Passage fourni:
..........
Mais toutes ces villes sont étroitement liées à la vie sociale et à ses évolutions notamment politiques et économiques. Le pouvoir (au sens moderne du terme) restera longtemps morcelé et éclaté (féodalité) et le roi ne le remplacera qu’avec les baillis et sénéchaux puis les gouvernements et enfin les intendances et leurs subdélégations. Le premier mouvement, celui des villes de bailliage et de sénéchaussées concerne en Ile-de-France, une douzaine de villes (Dourdan, Etampes, Mantes, Meaux, Melun, Montfort-L’Amaury, Nemours…) qui y trouveront leur essor car ce sont parfois à l’origine des villes « royales »[2]. Elles sont habituellement situées dans un rayon de 10 à 30 Km entre elles. C’était la bonne échelle pour une circonscription qu’il fallait parcourir à cheval, circonscription qui devait tenir compte aussi des vicissitudes de la géographie et des contingences historico-politique…

La vie économique impose aussi ses règles. Si le village peut se suffire d’un petit marché forain où les ruraux se contentent d’échanger les produits de base de leur exploitation plus ou moins sous forme de troc, il faut rapidement penser à organiser une vie économique plus structurée autour de vrais marchés qui ne servent plus aux échanges entre les exploitations mais entre les bourgs eux-même à des fins non plus seulement utilitaires mais aussi financières. Dans les bourgs les plus importants, cela entraîne l’apparition des « marchands et artisans » inséparables de la ville et qui s’organiseront rapidement en corporations et métiers. Les villes bailliage y trouvent une seconde vocation, mais d’autres ainsi émergent de ce mouvement qui aboutira au réseau de villes moyennes.

L’essor de Paris qui devient dès le XVème siècle une ville de plus de 200 000 habitants, impose de nouveaux modes d’approvisionnement et les marchés « d’intérêt régional » commencent à apparaître. Paris joue ce rôle mais ne peut répondre à tout. D’autre villes, Poissy, Sceaux, par exemple vont aussi y participer à travers des marchés spécialisés celui des bestiaux en particulier pour approvisionner la capitale.

Versailles à la fin du XVIIème impose une sorte de rupture dans l’évolution. D’un seul coup une idée nouvelle fait son apparition, celle de la ville fonctionnelle, administrative tout autant qu’elle est aussi l’affirmation d’un pouvoir centralisé et celle d’un art de vivre (le classicisme), marquée en particulier par l’organisation de la ville dans l’espace.

Le pouvoir rendu à Paris dès la Révolution et encore plus avec l’Empire, la ville fonctionnelle se développera d’une autre manière. Révolution industrielle aidant plus ou moins, ce sera la ville des manufactures, celles des grandes usines et des logis de qualité ou plus ou moins médiocres selon les lieux (des pavillons de banlieue aux lotissements) et construits initialement sans règles d’urbanisme adaptées, même s’il faut faire remonter les premières au milieu du XVIème siècle et au début du XVIIème siècle, mais elles concernaient essentiellement Paris.
..........
Extrait des données:
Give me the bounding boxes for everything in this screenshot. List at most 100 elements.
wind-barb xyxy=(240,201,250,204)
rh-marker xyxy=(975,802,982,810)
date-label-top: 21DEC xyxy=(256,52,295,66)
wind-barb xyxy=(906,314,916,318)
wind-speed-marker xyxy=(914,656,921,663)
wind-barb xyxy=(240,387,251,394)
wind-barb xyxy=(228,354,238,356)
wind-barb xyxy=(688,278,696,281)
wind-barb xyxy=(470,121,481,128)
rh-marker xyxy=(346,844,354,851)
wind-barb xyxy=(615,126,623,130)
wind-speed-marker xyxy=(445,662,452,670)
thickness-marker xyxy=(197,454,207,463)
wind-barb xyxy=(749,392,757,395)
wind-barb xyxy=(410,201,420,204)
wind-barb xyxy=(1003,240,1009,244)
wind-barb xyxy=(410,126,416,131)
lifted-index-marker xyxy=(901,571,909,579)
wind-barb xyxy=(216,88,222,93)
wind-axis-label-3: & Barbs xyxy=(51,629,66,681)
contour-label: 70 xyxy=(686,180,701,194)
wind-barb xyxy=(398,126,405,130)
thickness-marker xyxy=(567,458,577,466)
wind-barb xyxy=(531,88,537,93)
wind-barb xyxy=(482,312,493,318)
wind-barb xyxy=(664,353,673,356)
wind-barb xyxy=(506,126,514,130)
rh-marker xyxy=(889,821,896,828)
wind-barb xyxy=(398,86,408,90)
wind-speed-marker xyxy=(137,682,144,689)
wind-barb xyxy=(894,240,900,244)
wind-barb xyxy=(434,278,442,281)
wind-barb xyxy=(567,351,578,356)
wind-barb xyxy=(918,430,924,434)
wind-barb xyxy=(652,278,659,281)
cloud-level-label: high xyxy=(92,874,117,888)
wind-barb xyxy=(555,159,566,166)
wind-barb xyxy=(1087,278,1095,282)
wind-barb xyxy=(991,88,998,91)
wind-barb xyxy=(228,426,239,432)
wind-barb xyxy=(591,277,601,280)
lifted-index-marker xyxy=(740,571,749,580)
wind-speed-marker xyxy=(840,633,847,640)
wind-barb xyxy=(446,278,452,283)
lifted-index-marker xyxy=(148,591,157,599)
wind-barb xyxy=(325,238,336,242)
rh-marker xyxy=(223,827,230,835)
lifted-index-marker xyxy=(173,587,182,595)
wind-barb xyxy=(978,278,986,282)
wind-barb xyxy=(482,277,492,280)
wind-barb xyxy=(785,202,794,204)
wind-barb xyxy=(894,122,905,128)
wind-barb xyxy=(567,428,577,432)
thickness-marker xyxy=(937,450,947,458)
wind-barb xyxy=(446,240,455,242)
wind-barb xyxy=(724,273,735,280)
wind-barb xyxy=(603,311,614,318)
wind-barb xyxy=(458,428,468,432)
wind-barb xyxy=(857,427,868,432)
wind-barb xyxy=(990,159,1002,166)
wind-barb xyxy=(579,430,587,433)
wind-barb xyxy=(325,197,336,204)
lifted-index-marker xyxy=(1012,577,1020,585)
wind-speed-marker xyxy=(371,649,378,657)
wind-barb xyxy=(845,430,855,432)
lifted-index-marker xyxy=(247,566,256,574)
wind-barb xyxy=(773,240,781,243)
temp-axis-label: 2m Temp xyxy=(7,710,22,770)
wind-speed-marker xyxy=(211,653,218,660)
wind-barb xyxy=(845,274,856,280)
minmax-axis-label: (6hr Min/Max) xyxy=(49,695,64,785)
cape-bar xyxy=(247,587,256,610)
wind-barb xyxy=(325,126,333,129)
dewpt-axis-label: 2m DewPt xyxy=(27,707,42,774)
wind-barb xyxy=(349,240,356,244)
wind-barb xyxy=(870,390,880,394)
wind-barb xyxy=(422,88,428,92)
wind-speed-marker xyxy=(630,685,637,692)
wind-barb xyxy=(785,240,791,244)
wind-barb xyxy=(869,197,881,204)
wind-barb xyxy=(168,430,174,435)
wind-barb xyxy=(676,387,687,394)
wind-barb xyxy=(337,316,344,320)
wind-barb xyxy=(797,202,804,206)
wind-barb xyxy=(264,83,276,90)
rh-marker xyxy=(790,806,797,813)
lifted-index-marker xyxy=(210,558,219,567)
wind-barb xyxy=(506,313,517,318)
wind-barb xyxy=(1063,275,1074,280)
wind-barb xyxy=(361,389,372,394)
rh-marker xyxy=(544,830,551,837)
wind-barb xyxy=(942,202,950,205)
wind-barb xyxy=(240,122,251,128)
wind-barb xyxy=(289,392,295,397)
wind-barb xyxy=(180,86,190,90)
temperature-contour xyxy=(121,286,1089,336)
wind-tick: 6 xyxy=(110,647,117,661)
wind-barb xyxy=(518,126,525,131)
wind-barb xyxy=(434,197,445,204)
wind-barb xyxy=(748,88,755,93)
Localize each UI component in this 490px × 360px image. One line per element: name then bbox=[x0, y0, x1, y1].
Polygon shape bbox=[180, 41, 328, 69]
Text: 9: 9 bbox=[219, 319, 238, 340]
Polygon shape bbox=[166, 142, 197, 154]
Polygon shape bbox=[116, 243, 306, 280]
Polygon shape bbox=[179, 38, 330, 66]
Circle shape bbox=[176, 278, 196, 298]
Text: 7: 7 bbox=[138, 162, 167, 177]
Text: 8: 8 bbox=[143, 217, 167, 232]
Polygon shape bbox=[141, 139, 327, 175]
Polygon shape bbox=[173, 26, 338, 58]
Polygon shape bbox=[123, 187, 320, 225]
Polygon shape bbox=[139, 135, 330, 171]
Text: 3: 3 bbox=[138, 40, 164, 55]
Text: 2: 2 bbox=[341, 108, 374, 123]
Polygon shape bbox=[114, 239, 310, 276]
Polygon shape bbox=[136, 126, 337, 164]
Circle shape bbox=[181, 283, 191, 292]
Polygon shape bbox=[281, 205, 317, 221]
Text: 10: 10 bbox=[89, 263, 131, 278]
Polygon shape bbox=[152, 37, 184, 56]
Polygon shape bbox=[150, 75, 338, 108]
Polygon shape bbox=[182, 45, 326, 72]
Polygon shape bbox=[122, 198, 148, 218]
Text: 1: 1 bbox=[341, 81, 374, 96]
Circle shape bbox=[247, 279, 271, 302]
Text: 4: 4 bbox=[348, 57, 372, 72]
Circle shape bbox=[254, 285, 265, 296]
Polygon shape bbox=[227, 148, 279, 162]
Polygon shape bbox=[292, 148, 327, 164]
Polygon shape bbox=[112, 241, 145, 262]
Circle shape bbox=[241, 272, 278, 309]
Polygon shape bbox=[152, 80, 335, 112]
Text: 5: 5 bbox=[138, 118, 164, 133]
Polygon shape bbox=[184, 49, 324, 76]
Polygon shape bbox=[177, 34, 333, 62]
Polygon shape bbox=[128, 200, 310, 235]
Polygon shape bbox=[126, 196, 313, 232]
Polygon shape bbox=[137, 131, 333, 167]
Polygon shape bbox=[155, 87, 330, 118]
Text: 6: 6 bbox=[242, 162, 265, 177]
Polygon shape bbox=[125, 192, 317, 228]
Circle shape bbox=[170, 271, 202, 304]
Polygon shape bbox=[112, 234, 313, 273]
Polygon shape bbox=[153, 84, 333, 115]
..........
Travail demandé:
• a. Transcrivez le passage sur les villes d'Île-de-France entre "L’essor de Paris" et "approvisionner la capitale.", ces deux bornes comprises.
• b. D'après le passage sur les villes d'Île-de-France, quelle population Paris dépasse-t-elle dès le XVe siècle ?

Résultats par tâche:
• a.
L’essor de Paris qui devient dès le XVème siècle une ville de plus de 200 000 habitants, impose de nouveaux modes d’approvisionnement et les marchés « d’intérêt régional » commencent à apparaître. Paris joue ce rôle mais ne peut répondre à tout. D’autre villes, Poissy, Sceaux, par exemple vont aussi y participer à travers des marchés spécialisés celui des bestiaux en particulier pour approvisionner la capitale.

• b. Plus de 200 000 habitants.